Saved data entries
═══
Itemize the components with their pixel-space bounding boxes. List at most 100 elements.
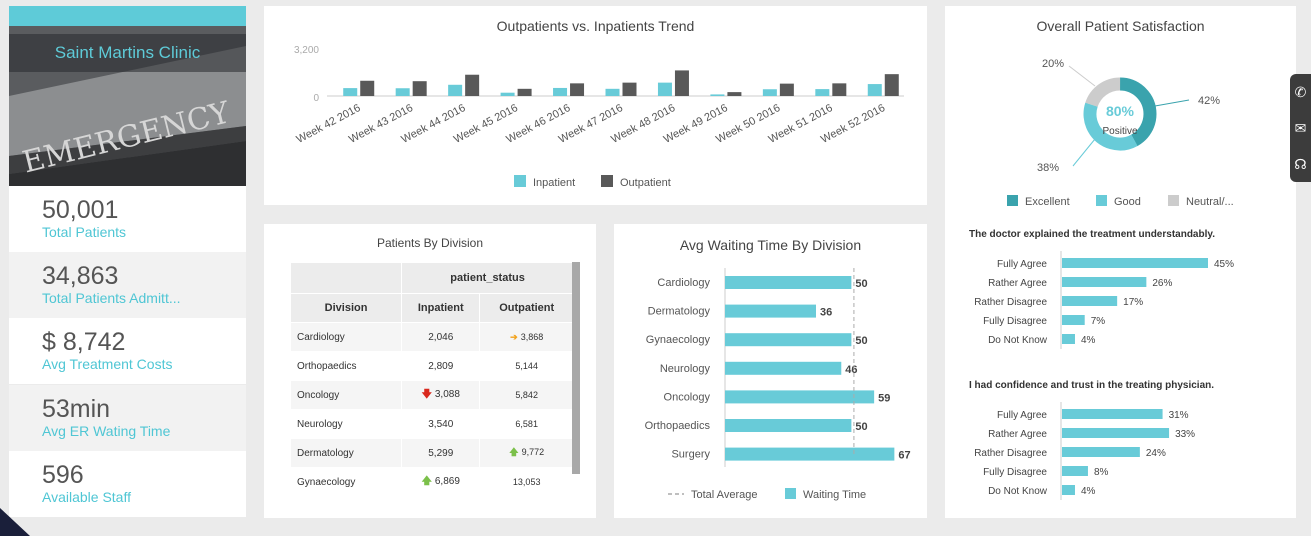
legend-label: Good bbox=[1114, 196, 1141, 208]
response-bar bbox=[1062, 428, 1170, 438]
waiting-title: Avg Waiting Time By Division bbox=[679, 237, 862, 253]
y-tick-label: Fully Agree bbox=[997, 410, 1047, 421]
question-title: I had confidence and trust in the treati… bbox=[969, 380, 1214, 391]
cell-outpatient: 🡅 9,772 bbox=[479, 438, 574, 468]
division-panel: Patients By Division patient_status Divi… bbox=[264, 224, 596, 518]
cell-outpatient: 5,144 bbox=[479, 351, 574, 381]
contact-sidebar: ✆ ✉ ☊ bbox=[1290, 74, 1311, 182]
callout-line bbox=[1154, 99, 1190, 107]
bar-outpatient bbox=[622, 82, 637, 96]
cell-outpatient: 5,842 bbox=[479, 380, 574, 410]
legend-label-inpatient: Inpatient bbox=[533, 177, 575, 189]
y-tick-label: Cardiology bbox=[657, 277, 710, 289]
cell-division-text: Neurology bbox=[297, 418, 343, 430]
y-tick-label: Surgery bbox=[671, 449, 710, 461]
cell-division-text: Cardiology bbox=[297, 331, 345, 343]
bar-inpatient bbox=[448, 84, 463, 96]
cell-inpatient: 3,540 bbox=[401, 409, 481, 439]
cell-inpatient: 2,046 bbox=[401, 322, 481, 352]
table-scrollbar[interactable] bbox=[572, 262, 580, 474]
kpi-value: $ 8,742 bbox=[42, 328, 126, 356]
data-label: 50 bbox=[855, 335, 867, 347]
bar-inpatient bbox=[500, 92, 515, 96]
response-bar bbox=[1062, 409, 1163, 419]
legend-label: Neutral/... bbox=[1186, 196, 1234, 208]
waiting-panel: Avg Waiting Time By Division Cardiology 5… bbox=[614, 224, 927, 518]
donut-center-label: Positive bbox=[1102, 126, 1137, 137]
data-label: 50 bbox=[855, 421, 867, 433]
kpi-value: 34,863 bbox=[42, 262, 119, 290]
cell-division: Dermatology bbox=[289, 438, 403, 468]
mail-icon[interactable]: ✉ bbox=[1294, 120, 1307, 136]
cell-inpatient-text: 3,540 bbox=[428, 418, 454, 430]
cell-outpatient-text: 13,053 bbox=[512, 477, 541, 487]
bar-inpatient bbox=[867, 84, 882, 96]
cell-outpatient: ➔ 3,868 bbox=[479, 322, 574, 352]
kpi-label: Avg ER Wating Time bbox=[42, 423, 171, 439]
col-header-outpatient: Outpatient bbox=[479, 293, 574, 323]
data-label: 31% bbox=[1169, 410, 1189, 421]
bar-inpatient bbox=[605, 88, 620, 96]
kpi-label: Total Patients Admitt... bbox=[42, 290, 181, 306]
cell-outpatient-text: 6,581 bbox=[515, 419, 538, 429]
response-bar bbox=[1062, 447, 1140, 457]
bar-outpatient bbox=[832, 83, 847, 96]
data-label: 24% bbox=[1146, 448, 1166, 459]
response-bar bbox=[1062, 277, 1147, 287]
donut-label-good: 38% bbox=[1037, 162, 1059, 174]
table-row: Dermatology 5,299 🡅 9,772 bbox=[289, 438, 574, 468]
kpi-avg-treatment-costs: $ 8,742 Avg Treatment Costs bbox=[9, 318, 246, 384]
division-title: Patients By Division bbox=[376, 236, 484, 250]
waiting-chart: Cardiology 50 Dermatology 36 Gynaecology 50 Ne… bbox=[645, 268, 911, 501]
legend-swatch-waiting bbox=[785, 488, 796, 499]
cell-inpatient: 🡅 6,869 bbox=[401, 467, 481, 497]
table-row: Neurology 3,540 6,581 bbox=[289, 409, 574, 439]
callout-line bbox=[1068, 65, 1096, 87]
data-label: 4% bbox=[1081, 335, 1096, 346]
data-label: 8% bbox=[1094, 467, 1109, 478]
waiting-bar bbox=[725, 361, 842, 375]
clinic-accent-bar bbox=[9, 6, 246, 26]
y-tick-label: Rather Disagree bbox=[974, 448, 1047, 459]
arrow-up-icon: 🡅 bbox=[509, 447, 519, 457]
y-tick-label: 0 bbox=[313, 93, 319, 104]
satisfaction-panel: Overall Patient Satisfaction 80% Positive… bbox=[945, 6, 1296, 518]
group-header: patient_status bbox=[401, 262, 574, 294]
phone-icon[interactable]: ✆ bbox=[1294, 84, 1307, 100]
donut-label-neutral: 20% bbox=[1042, 58, 1064, 70]
bar-inpatient bbox=[395, 88, 410, 96]
question-title: The doctor explained the treatment under… bbox=[969, 229, 1215, 240]
data-label: 46 bbox=[845, 364, 857, 376]
bar-outpatient bbox=[727, 92, 742, 96]
cell-inpatient-text: 2,046 bbox=[428, 331, 454, 343]
division-table: patient_status Division Inpatient Outpat… bbox=[289, 262, 574, 497]
y-tick-label: Oncology bbox=[664, 391, 711, 403]
table-corner-cell bbox=[289, 262, 403, 294]
col-header-inpatient: Inpatient bbox=[401, 293, 481, 323]
y-tick-label: Fully Agree bbox=[997, 259, 1047, 270]
data-label: 50 bbox=[855, 278, 867, 290]
col-header-division: Division bbox=[289, 293, 403, 323]
y-tick-label: Do Not Know bbox=[988, 335, 1048, 346]
waiting-bar bbox=[725, 333, 852, 347]
table-row: Gynaecology 🡅 6,869 13,053 bbox=[289, 467, 574, 497]
waiting-bar bbox=[725, 419, 852, 432]
kpi-label: Available Staff bbox=[42, 489, 131, 505]
trend-panel: Outpatients vs. Inpatients Trend 3,200 0 W… bbox=[264, 6, 927, 205]
cell-inpatient-text: 6,869 bbox=[434, 475, 460, 487]
bar-inpatient bbox=[657, 82, 672, 96]
response-bar bbox=[1062, 485, 1075, 495]
bar-outpatient bbox=[517, 88, 532, 96]
cell-division-text: Gynaecology bbox=[297, 476, 356, 488]
y-tick-label: Dermatology bbox=[648, 306, 711, 318]
y-tick-label: Orthopaedics bbox=[645, 420, 711, 432]
cell-division: Gynaecology bbox=[289, 467, 403, 497]
data-label: 36 bbox=[820, 307, 832, 319]
waiting-bar bbox=[725, 276, 852, 289]
corner-ribbon bbox=[0, 508, 30, 536]
kpi-available-staff: 596 Available Staff bbox=[9, 451, 246, 517]
kpi-label: Total Patients bbox=[42, 224, 127, 240]
headset-icon[interactable]: ☊ bbox=[1294, 156, 1307, 172]
cell-division-text: Oncology bbox=[297, 389, 340, 401]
═══
EXERCISE - Although the records contain pictures, transcribe only their text, exactly as written.

TASK ANSWER -
Itemize the components with their pixel-space bounding boxes. List at most 100 elements.
legend-label: Good bbox=[1114, 196, 1141, 208]
response-bar bbox=[1062, 428, 1170, 438]
waiting-title: Avg Waiting Time By Division bbox=[679, 237, 862, 253]
y-tick-label: Fully Agree bbox=[997, 410, 1047, 421]
question-title: I had confidence and trust in the treati… bbox=[969, 380, 1214, 391]
cell-outpatient: 🡅 9,772 bbox=[479, 438, 574, 468]
division-panel: Patients By Division patient_status Divi… bbox=[264, 224, 596, 518]
cell-outpatient: 5,144 bbox=[479, 351, 574, 381]
contact-sidebar: ✆ ✉ ☊ bbox=[1290, 74, 1311, 182]
callout-line bbox=[1154, 99, 1190, 107]
bar-outpatient bbox=[622, 82, 637, 96]
cell-outpatient: 5,842 bbox=[479, 380, 574, 410]
legend-label-inpatient: Inpatient bbox=[533, 177, 575, 189]
y-tick-label: Cardiology bbox=[657, 277, 710, 289]
cell-division-text: Neurology bbox=[297, 418, 343, 430]
y-tick-label: Surgery bbox=[671, 449, 710, 461]
cell-division-text: Cardiology bbox=[297, 331, 345, 343]
bar-inpatient bbox=[448, 84, 463, 96]
cell-inpatient: 3,540 bbox=[401, 409, 481, 439]
cell-inpatient: 2,046 bbox=[401, 322, 481, 352]
table-scrollbar[interactable] bbox=[572, 262, 580, 474]
kpi-value: $ 8,742 bbox=[42, 328, 126, 356]
data-label: 50 bbox=[855, 335, 867, 347]
bar-inpatient bbox=[500, 92, 515, 96]
response-bar bbox=[1062, 409, 1163, 419]
legend-label: Neutral/... bbox=[1186, 196, 1234, 208]
waiting-panel: Avg Waiting Time By Division Cardiology 5… bbox=[614, 224, 927, 518]
donut-center-label: Positive bbox=[1102, 126, 1137, 137]
data-label: 50 bbox=[855, 421, 867, 433]
kpi-value: 34,863 bbox=[42, 262, 119, 290]
cell-division: Dermatology bbox=[289, 438, 403, 468]
mail-icon[interactable]: ✉ bbox=[1294, 120, 1307, 136]
cell-inpatient-text: 3,540 bbox=[428, 418, 454, 430]
cell-outpatient-text: 13,053 bbox=[512, 477, 541, 487]
bar-inpatient bbox=[867, 84, 882, 96]
cell-outpatient: ➔ 3,868 bbox=[479, 322, 574, 352]
kpi-label: Avg ER Wating Time bbox=[42, 423, 171, 439]
col-header-outpatient: Outpatient bbox=[479, 293, 574, 323]
data-label: 31% bbox=[1169, 410, 1189, 421]
bar-inpatient bbox=[605, 88, 620, 96]
kpi-label: Total Patients Admitt... bbox=[42, 290, 181, 306]
cell-outpatient-text: 6,581 bbox=[515, 419, 538, 429]
response-bar bbox=[1062, 447, 1140, 457]
bar-outpatient bbox=[832, 83, 847, 96]
data-label: 24% bbox=[1146, 448, 1166, 459]
response-bar bbox=[1062, 277, 1147, 287]
donut-label-good: 38% bbox=[1037, 162, 1059, 174]
table-row: Dermatology 5,299 🡅 9,772 bbox=[289, 438, 574, 468]
kpi-avg-treatment-costs: $ 8,742 Avg Treatment Costs bbox=[9, 318, 246, 384]
division-title: Patients By Division bbox=[376, 236, 484, 250]
waiting-chart: Cardiology 50 Dermatology 36 Gynaecology 50 Ne… bbox=[645, 268, 911, 501]
legend-swatch-waiting bbox=[785, 488, 796, 499]
cell-inpatient: 🡅 6,869 bbox=[401, 467, 481, 497]
table-row: Neurology 3,540 6,581 bbox=[289, 409, 574, 439]
callout-line bbox=[1068, 65, 1096, 87]
data-label: 4% bbox=[1081, 335, 1096, 346]
data-label: 8% bbox=[1094, 467, 1109, 478]
waiting-bar bbox=[725, 361, 842, 375]
clinic-accent-bar bbox=[9, 6, 246, 26]
y-tick-label: Rather Disagree bbox=[974, 448, 1047, 459]
arrow-up-icon: 🡅 bbox=[509, 447, 519, 457]
y-tick-label: 0 bbox=[313, 93, 319, 104]
satisfaction-panel: Overall Patient Satisfaction 80% Positive… bbox=[945, 6, 1296, 518]
group-header: patient_status bbox=[401, 262, 574, 294]
phone-icon[interactable]: ✆ bbox=[1294, 84, 1307, 100]
donut-label-neutral: 20% bbox=[1042, 58, 1064, 70]
bar-inpatient bbox=[395, 88, 410, 96]
question-title: The doctor explained the treatment under… bbox=[969, 229, 1215, 240]
data-label: 46 bbox=[845, 364, 857, 376]
bar-outpatient bbox=[727, 92, 742, 96]
cell-inpatient-text: 2,046 bbox=[428, 331, 454, 343]
division-table: patient_status Division Inpatient Outpat… bbox=[289, 262, 574, 497]
y-tick-label: Oncology bbox=[664, 391, 711, 403]
table-corner-cell bbox=[289, 262, 403, 294]
col-header-inpatient: Inpatient bbox=[401, 293, 481, 323]
y-tick-label: Fully Agree bbox=[997, 259, 1047, 270]
data-label: 50 bbox=[855, 278, 867, 290]
col-header-division: Division bbox=[289, 293, 403, 323]
y-tick-label: Do Not Know bbox=[988, 335, 1048, 346]
waiting-bar bbox=[725, 333, 852, 347]
table-row: Gynaecology 🡅 6,869 13,053 bbox=[289, 467, 574, 497]
waiting-bar bbox=[725, 419, 852, 432]
kpi-label: Available Staff bbox=[42, 489, 131, 505]
trend-panel: Outpatients vs. Inpatients Trend 3,200 0 W… bbox=[264, 6, 927, 205]
cell-inpatient-text: 6,869 bbox=[434, 475, 460, 487]
bar-inpatient bbox=[657, 82, 672, 96]
response-bar bbox=[1062, 485, 1075, 495]
bar-outpatient bbox=[517, 88, 532, 96]
cell-division-text: Gynaecology bbox=[297, 476, 356, 488]
y-tick-label: Dermatology bbox=[648, 306, 711, 318]
y-tick-label: Orthopaedics bbox=[645, 420, 711, 432]
cell-division: Gynaecology bbox=[289, 467, 403, 497]
data-label: 36 bbox=[820, 307, 832, 319]
waiting-bar bbox=[725, 276, 852, 289]
corner-ribbon bbox=[0, 508, 30, 536]
kpi-available-staff: 596 Available Staff bbox=[9, 451, 246, 517]
kpi-label: Total Patients bbox=[42, 224, 127, 240]
headset-icon[interactable]: ☊ bbox=[1294, 156, 1307, 172]
cell-division-text: Oncology bbox=[297, 389, 340, 401]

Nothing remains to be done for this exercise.